Given request →
Your task is to transcribe all of the records exactly and leave out the pictures.

Raw records →
- - - - - - -

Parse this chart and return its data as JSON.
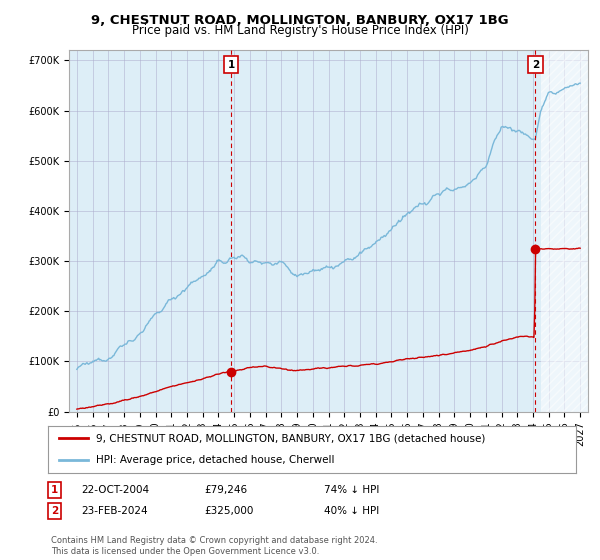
{
  "title": "9, CHESTNUT ROAD, MOLLINGTON, BANBURY, OX17 1BG",
  "subtitle": "Price paid vs. HM Land Registry's House Price Index (HPI)",
  "hpi_label": "HPI: Average price, detached house, Cherwell",
  "property_label": "9, CHESTNUT ROAD, MOLLINGTON, BANBURY, OX17 1BG (detached house)",
  "hpi_color": "#7ab8d9",
  "hpi_fill_color": "#ddeef7",
  "price_color": "#cc0000",
  "marker_color": "#cc0000",
  "vline_color": "#cc0000",
  "annotation_box_color": "#cc0000",
  "background_color": "#ffffff",
  "chart_bg_color": "#ddeef7",
  "grid_color": "#aaaacc",
  "ylim": [
    0,
    720000
  ],
  "yticks": [
    0,
    100000,
    200000,
    300000,
    400000,
    500000,
    600000,
    700000
  ],
  "ytick_labels": [
    "£0",
    "£100K",
    "£200K",
    "£300K",
    "£400K",
    "£500K",
    "£600K",
    "£700K"
  ],
  "xlim_start": 1994.5,
  "xlim_end": 2027.5,
  "sale1_year": 2004.81,
  "sale1_price": 79246,
  "sale1_label": "1",
  "sale1_date": "22-OCT-2004",
  "sale1_amount": "£79,246",
  "sale1_hpi_pct": "74% ↓ HPI",
  "sale2_year": 2024.15,
  "sale2_price": 325000,
  "sale2_label": "2",
  "sale2_date": "23-FEB-2024",
  "sale2_amount": "£325,000",
  "sale2_hpi_pct": "40% ↓ HPI",
  "footer": "Contains HM Land Registry data © Crown copyright and database right 2024.\nThis data is licensed under the Open Government Licence v3.0.",
  "title_fontsize": 9.5,
  "subtitle_fontsize": 8.5,
  "tick_fontsize": 7,
  "legend_fontsize": 7.5,
  "footer_fontsize": 6
}
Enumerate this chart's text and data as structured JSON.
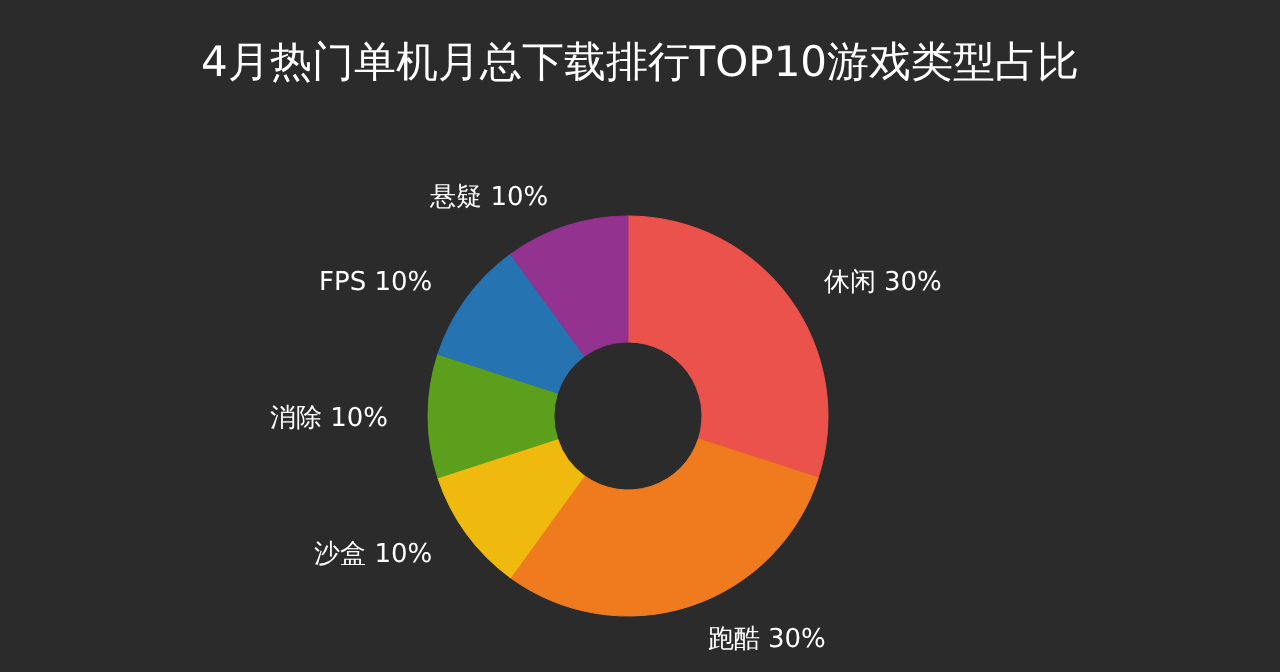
{
  "chart_data": {
    "type": "donut",
    "title": "4月热门单机月总下载排行TOP10游戏类型占比",
    "categories": [
      "休闲",
      "跑酷",
      "沙盒",
      "消除",
      "FPS",
      "悬疑"
    ],
    "values": [
      30,
      30,
      10,
      10,
      10,
      10
    ],
    "value_labels": [
      "30%",
      "30%",
      "10%",
      "10%",
      "10%",
      "10%"
    ],
    "colors": [
      "#ea524b",
      "#f07b1e",
      "#efb90d",
      "#5c9f1c",
      "#2673b1",
      "#93328f"
    ]
  }
}
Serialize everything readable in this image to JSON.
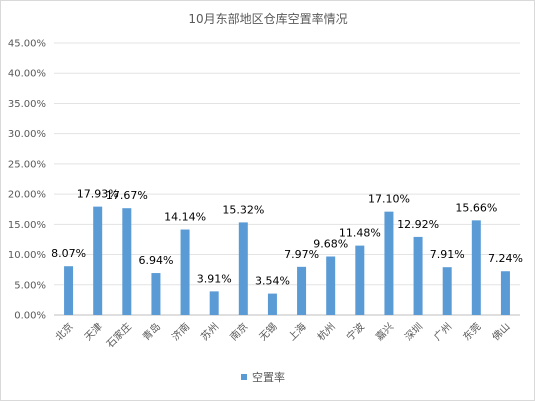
{
  "chart_data": {
    "type": "bar",
    "title": "10月东部地区仓库空置率情况",
    "categories": [
      "北京",
      "天津",
      "石家庄",
      "青岛",
      "济南",
      "苏州",
      "南京",
      "无锡",
      "上海",
      "杭州",
      "宁波",
      "嘉兴",
      "深圳",
      "广州",
      "东莞",
      "佛山"
    ],
    "series": [
      {
        "name": "空置率",
        "values": [
          8.07,
          17.93,
          17.67,
          6.94,
          14.14,
          3.91,
          15.32,
          3.54,
          7.97,
          9.68,
          11.48,
          17.1,
          12.92,
          7.91,
          15.66,
          7.24
        ],
        "labels": [
          "8.07%",
          "17.93%",
          "17.67%",
          "6.94%",
          "14.14%",
          "3.91%",
          "15.32%",
          "3.54%",
          "7.97%",
          "9.68%",
          "11.48%",
          "17.10%",
          "12.92%",
          "7.91%",
          "15.66%",
          "7.24%"
        ],
        "color": "#5b9bd5"
      }
    ],
    "y_ticks": [
      "0.00%",
      "5.00%",
      "10.00%",
      "15.00%",
      "20.00%",
      "25.00%",
      "30.00%",
      "35.00%",
      "40.00%",
      "45.00%"
    ],
    "ylim": [
      0,
      45
    ],
    "grid": true,
    "legend": "bottom"
  }
}
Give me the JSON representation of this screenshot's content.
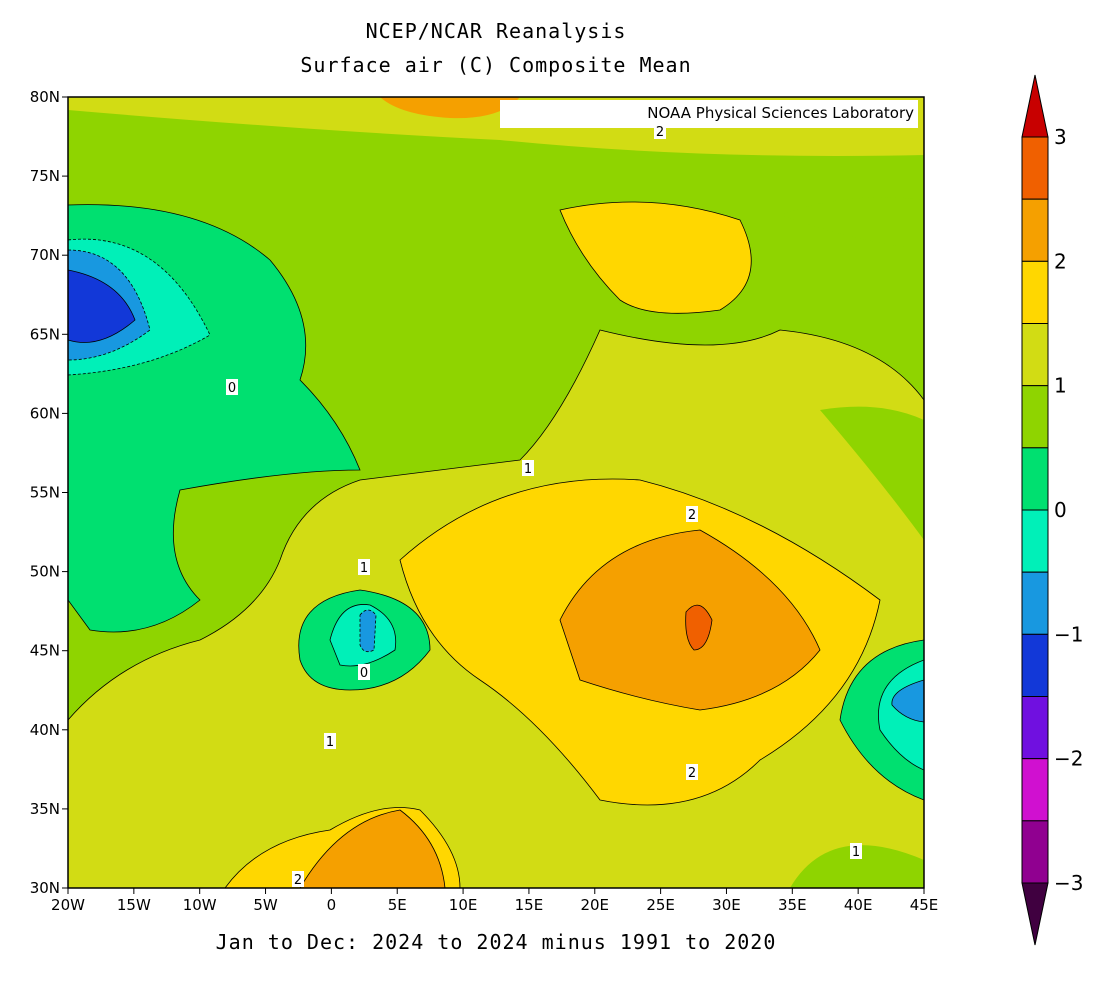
{
  "title": [
    "NCEP/NCAR Reanalysis",
    "Surface air (C) Composite Mean"
  ],
  "credit": "NOAA Physical Sciences Laboratory",
  "subtitle": "Jan to Dec: 2024 to 2024 minus 1991 to 2020",
  "lat_labels": [
    "80N",
    "75N",
    "70N",
    "65N",
    "60N",
    "55N",
    "50N",
    "45N",
    "40N",
    "35N",
    "30N"
  ],
  "lon_labels": [
    "20W",
    "15W",
    "10W",
    "5W",
    "0",
    "5E",
    "10E",
    "15E",
    "20E",
    "25E",
    "30E",
    "35E",
    "40E",
    "45E"
  ],
  "colorbar": {
    "labels": [
      "3",
      "2",
      "1",
      "0",
      "−1",
      "−2",
      "−3"
    ],
    "colors": [
      "#c80000",
      "#f06000",
      "#f5a000",
      "#ffd700",
      "#d2dc14",
      "#8fd400",
      "#00e070",
      "#00f0b8",
      "#1898e0",
      "#1238d8",
      "#7010e0",
      "#d010d0",
      "#900090",
      "#400040"
    ]
  },
  "contour_labels": [
    "2",
    "0",
    "1",
    "2",
    "1",
    "0",
    "1",
    "2",
    "1",
    "2"
  ]
}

- - - - - - -

Correct response →
Parse this chart and return its data as JSON.
{
  "title": "9, CHESTNUT ROAD, MOLLINGTON, BANBURY, OX17 1BG",
  "subtitle": "Price paid vs. HM Land Registry's House Price Index (HPI)",
  "hpi_label": "HPI: Average price, detached house, Cherwell",
  "property_label": "9, CHESTNUT ROAD, MOLLINGTON, BANBURY, OX17 1BG (detached house)",
  "hpi_color": "#7ab8d9",
  "hpi_fill_color": "#ddeef7",
  "price_color": "#cc0000",
  "marker_color": "#cc0000",
  "vline_color": "#cc0000",
  "annotation_box_color": "#cc0000",
  "background_color": "#ffffff",
  "chart_bg_color": "#ddeef7",
  "grid_color": "#aaaacc",
  "ylim": [
    0,
    720000
  ],
  "yticks": [
    0,
    100000,
    200000,
    300000,
    400000,
    500000,
    600000,
    700000
  ],
  "ytick_labels": [
    "£0",
    "£100K",
    "£200K",
    "£300K",
    "£400K",
    "£500K",
    "£600K",
    "£700K"
  ],
  "xlim_start": 1994.5,
  "xlim_end": 2027.5,
  "sale1_year": 2004.81,
  "sale1_price": 79246,
  "sale1_label": "1",
  "sale1_date": "22-OCT-2004",
  "sale1_amount": "£79,246",
  "sale1_hpi_pct": "74% ↓ HPI",
  "sale2_year": 2024.15,
  "sale2_price": 325000,
  "sale2_label": "2",
  "sale2_date": "23-FEB-2024",
  "sale2_amount": "£325,000",
  "sale2_hpi_pct": "40% ↓ HPI",
  "footer": "Contains HM Land Registry data © Crown copyright and database right 2024.\nThis data is licensed under the Open Government Licence v3.0.",
  "title_fontsize": 9.5,
  "subtitle_fontsize": 8.5,
  "tick_fontsize": 7,
  "legend_fontsize": 7.5,
  "footer_fontsize": 6
}
Enumerate this chart's text and data as structured JSON.
{
  "chart_data": {
    "type": "donut",
    "title": "4月热门单机月总下载排行TOP10游戏类型占比",
    "categories": [
      "休闲",
      "跑酷",
      "沙盒",
      "消除",
      "FPS",
      "悬疑"
    ],
    "values": [
      30,
      30,
      10,
      10,
      10,
      10
    ],
    "value_labels": [
      "30%",
      "30%",
      "10%",
      "10%",
      "10%",
      "10%"
    ],
    "colors": [
      "#ea524b",
      "#f07b1e",
      "#efb90d",
      "#5c9f1c",
      "#2673b1",
      "#93328f"
    ]
  }
}
Serialize everything readable in this image to JSON.
{
  "chart_data": {
    "type": "bar",
    "title": "10月东部地区仓库空置率情况",
    "categories": [
      "北京",
      "天津",
      "石家庄",
      "青岛",
      "济南",
      "苏州",
      "南京",
      "无锡",
      "上海",
      "杭州",
      "宁波",
      "嘉兴",
      "深圳",
      "广州",
      "东莞",
      "佛山"
    ],
    "series": [
      {
        "name": "空置率",
        "values": [
          8.07,
          17.93,
          17.67,
          6.94,
          14.14,
          3.91,
          15.32,
          3.54,
          7.97,
          9.68,
          11.48,
          17.1,
          12.92,
          7.91,
          15.66,
          7.24
        ],
        "labels": [
          "8.07%",
          "17.93%",
          "17.67%",
          "6.94%",
          "14.14%",
          "3.91%",
          "15.32%",
          "3.54%",
          "7.97%",
          "9.68%",
          "11.48%",
          "17.10%",
          "12.92%",
          "7.91%",
          "15.66%",
          "7.24%"
        ],
        "color": "#5b9bd5"
      }
    ],
    "y_ticks": [
      "0.00%",
      "5.00%",
      "10.00%",
      "15.00%",
      "20.00%",
      "25.00%",
      "30.00%",
      "35.00%",
      "40.00%",
      "45.00%"
    ],
    "ylim": [
      0,
      45
    ],
    "grid": true,
    "legend": "bottom"
  }
}
Give me the JSON representation of this screenshot's content.
{
  "title": [
    "NCEP/NCAR Reanalysis",
    "Surface air (C) Composite Mean"
  ],
  "credit": "NOAA Physical Sciences Laboratory",
  "subtitle": "Jan to Dec: 2024 to 2024 minus 1991 to 2020",
  "lat_labels": [
    "80N",
    "75N",
    "70N",
    "65N",
    "60N",
    "55N",
    "50N",
    "45N",
    "40N",
    "35N",
    "30N"
  ],
  "lon_labels": [
    "20W",
    "15W",
    "10W",
    "5W",
    "0",
    "5E",
    "10E",
    "15E",
    "20E",
    "25E",
    "30E",
    "35E",
    "40E",
    "45E"
  ],
  "colorbar": {
    "labels": [
      "3",
      "2",
      "1",
      "0",
      "−1",
      "−2",
      "−3"
    ],
    "colors": [
      "#c80000",
      "#f06000",
      "#f5a000",
      "#ffd700",
      "#d2dc14",
      "#8fd400",
      "#00e070",
      "#00f0b8",
      "#1898e0",
      "#1238d8",
      "#7010e0",
      "#d010d0",
      "#900090",
      "#400040"
    ]
  },
  "contour_labels": [
    "2",
    "0",
    "1",
    "2",
    "1",
    "0",
    "1",
    "2",
    "1",
    "2"
  ]
}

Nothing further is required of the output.